### WHAT THE TASK ASKS
Output the full listing word for word.

### MATERIAL TO PROCESS
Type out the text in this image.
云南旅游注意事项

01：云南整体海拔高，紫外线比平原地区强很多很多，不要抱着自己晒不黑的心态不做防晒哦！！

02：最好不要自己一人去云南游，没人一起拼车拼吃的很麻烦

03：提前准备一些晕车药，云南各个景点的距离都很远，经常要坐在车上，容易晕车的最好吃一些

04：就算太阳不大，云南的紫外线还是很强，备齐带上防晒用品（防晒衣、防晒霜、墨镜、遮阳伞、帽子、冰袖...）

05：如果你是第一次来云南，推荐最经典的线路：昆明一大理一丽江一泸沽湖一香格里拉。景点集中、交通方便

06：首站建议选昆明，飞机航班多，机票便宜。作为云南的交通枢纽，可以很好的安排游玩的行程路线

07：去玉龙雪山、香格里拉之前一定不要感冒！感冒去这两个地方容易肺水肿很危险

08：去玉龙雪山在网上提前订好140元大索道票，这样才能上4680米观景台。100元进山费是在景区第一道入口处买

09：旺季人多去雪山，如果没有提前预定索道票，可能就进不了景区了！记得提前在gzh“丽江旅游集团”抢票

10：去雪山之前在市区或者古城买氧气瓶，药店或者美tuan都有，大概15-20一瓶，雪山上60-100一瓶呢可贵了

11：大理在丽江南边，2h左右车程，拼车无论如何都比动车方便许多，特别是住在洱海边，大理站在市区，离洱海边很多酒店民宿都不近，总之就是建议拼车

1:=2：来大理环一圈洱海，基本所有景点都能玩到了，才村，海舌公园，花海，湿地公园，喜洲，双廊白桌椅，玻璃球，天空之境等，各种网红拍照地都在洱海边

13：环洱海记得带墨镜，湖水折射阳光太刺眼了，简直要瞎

### COMPLETE OUTPUT
Type out the text in this image.
云南旅游注意事项

01：云南整体海拔高，紫外线比平原地区强很多很多，不要抱着自己晒不黑的心态不做防晒哦！！

02：最好不要自己一人去云南游，没人一起拼车拼吃的很麻烦

03：提前准备一些晕车药，云南各个景点的距离都很远，经常要坐在车上，容易晕车的最好吃一些

04：就算太阳不大，云南的紫外线还是很强，备齐带上防晒用品（防晒衣、防晒霜、墨镜、遮阳伞、帽子、冰袖...）

05：如果你是第一次来云南，推荐最经典的线路：昆明一大理一丽江一泸沽湖一香格里拉。景点集中、交通方便

06：首站建议选昆明，飞机航班多，机票便宜。作为云南的交通枢纽，可以很好的安排游玩的行程路线

07：去玉龙雪山、香格里拉之前一定不要感冒！感冒去这两个地方容易肺水肿很危险

08：去玉龙雪山在网上提前订好140元大索道票，这样才能上4680米观景台。100元进山费是在景区第一道入口处买

09：旺季人多去雪山，如果没有提前预定索道票，可能就进不了景区了！记得提前在gzh“丽江旅游集团”抢票

10：去雪山之前在市区或者古城买氧气瓶，药店或者美tuan都有，大概15-20一瓶，雪山上60-100一瓶呢可贵了

11：大理在丽江南边，2h左右车程，拼车无论如何都比动车方便许多，特别是住在洱海边，大理站在市区，离洱海边很多酒店民宿都不近，总之就是建议拼车

1:=2：来大理环一圈洱海，基本所有景点都能玩到了，才村，海舌公园，花海，湿地公园，喜洲，双廊白桌椅，玻璃球，天空之境等，各种网红拍照地都在洱海边

13：环洱海记得带墨镜，湖水折射阳光太刺眼了，简直要瞎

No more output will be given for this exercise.